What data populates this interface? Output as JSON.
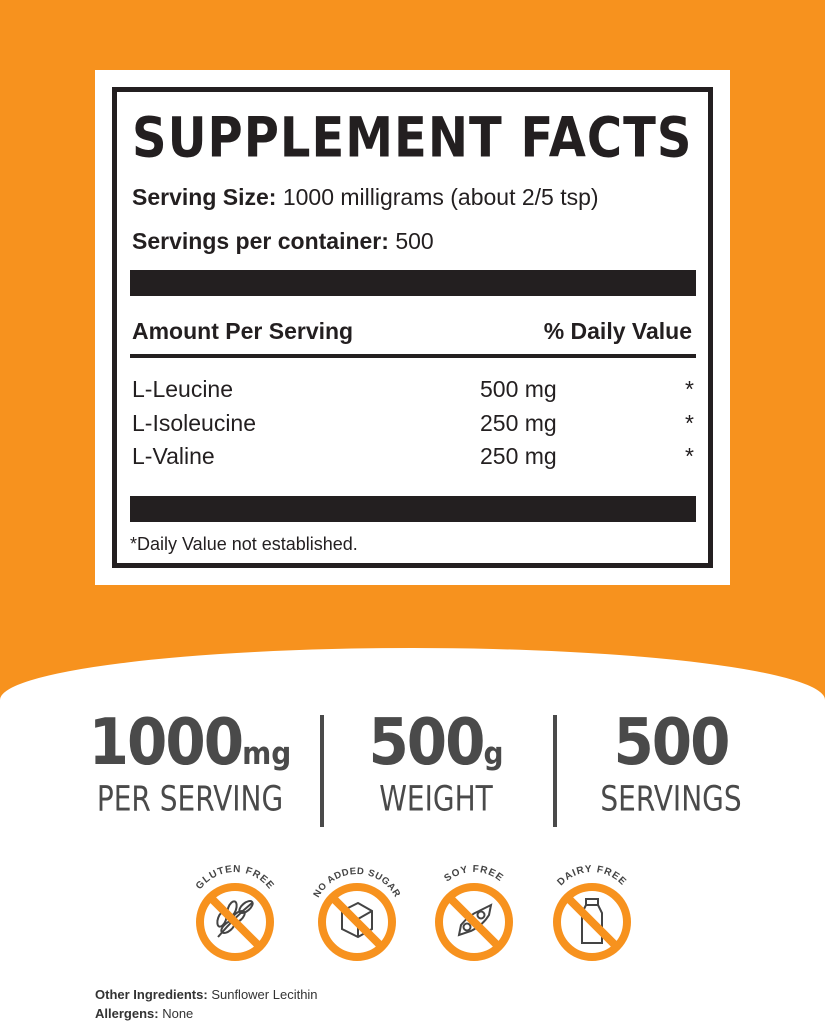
{
  "facts": {
    "title": "SUPPLEMENT FACTS",
    "serving_size_label": "Serving Size:",
    "serving_size_value": "1000 milligrams (about 2/5 tsp)",
    "servings_label": "Servings per container:",
    "servings_value": "500",
    "col_amount": "Amount Per Serving",
    "col_dv": "% Daily Value",
    "rows": [
      {
        "name": "L-Leucine",
        "amount": "500 mg",
        "dv": "*"
      },
      {
        "name": "L-Isoleucine",
        "amount": "250 mg",
        "dv": "*"
      },
      {
        "name": "L-Valine",
        "amount": "250 mg",
        "dv": "*"
      }
    ],
    "footnote": "*Daily Value not established."
  },
  "stats": [
    {
      "value": "1000",
      "unit": "mg",
      "label": "PER SERVING"
    },
    {
      "value": "500",
      "unit": "g",
      "label": "WEIGHT"
    },
    {
      "value": "500",
      "unit": "",
      "label": "SERVINGS"
    }
  ],
  "badges": [
    {
      "label": "GLUTEN FREE",
      "icon": "wheat-icon"
    },
    {
      "label": "NO ADDED SUGAR",
      "icon": "sugar-cube-icon"
    },
    {
      "label": "SOY FREE",
      "icon": "soybean-icon"
    },
    {
      "label": "DAIRY FREE",
      "icon": "milk-bottle-icon"
    }
  ],
  "other_ingredients_label": "Other Ingredients:",
  "other_ingredients_value": "Sunflower Lecithin",
  "allergens_label": "Allergens:",
  "allergens_value": "None",
  "colors": {
    "orange": "#f7921e",
    "dark": "#231f20",
    "gray": "#4a4a4a"
  }
}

============================================================

#### Goal of the exercise
Reproduce the material word for word, minus the images.

#### Response to the task
What data populates this interface? Output as JSON.
{
  "facts": {
    "title": "SUPPLEMENT FACTS",
    "serving_size_label": "Serving Size:",
    "serving_size_value": "1000 milligrams (about 2/5 tsp)",
    "servings_label": "Servings per container:",
    "servings_value": "500",
    "col_amount": "Amount Per Serving",
    "col_dv": "% Daily Value",
    "rows": [
      {
        "name": "L-Leucine",
        "amount": "500 mg",
        "dv": "*"
      },
      {
        "name": "L-Isoleucine",
        "amount": "250 mg",
        "dv": "*"
      },
      {
        "name": "L-Valine",
        "amount": "250 mg",
        "dv": "*"
      }
    ],
    "footnote": "*Daily Value not established."
  },
  "stats": [
    {
      "value": "1000",
      "unit": "mg",
      "label": "PER SERVING"
    },
    {
      "value": "500",
      "unit": "g",
      "label": "WEIGHT"
    },
    {
      "value": "500",
      "unit": "",
      "label": "SERVINGS"
    }
  ],
  "badges": [
    {
      "label": "GLUTEN FREE",
      "icon": "wheat-icon"
    },
    {
      "label": "NO ADDED SUGAR",
      "icon": "sugar-cube-icon"
    },
    {
      "label": "SOY FREE",
      "icon": "soybean-icon"
    },
    {
      "label": "DAIRY FREE",
      "icon": "milk-bottle-icon"
    }
  ],
  "other_ingredients_label": "Other Ingredients:",
  "other_ingredients_value": "Sunflower Lecithin",
  "allergens_label": "Allergens:",
  "allergens_value": "None",
  "colors": {
    "orange": "#f7921e",
    "dark": "#231f20",
    "gray": "#4a4a4a"
  }
}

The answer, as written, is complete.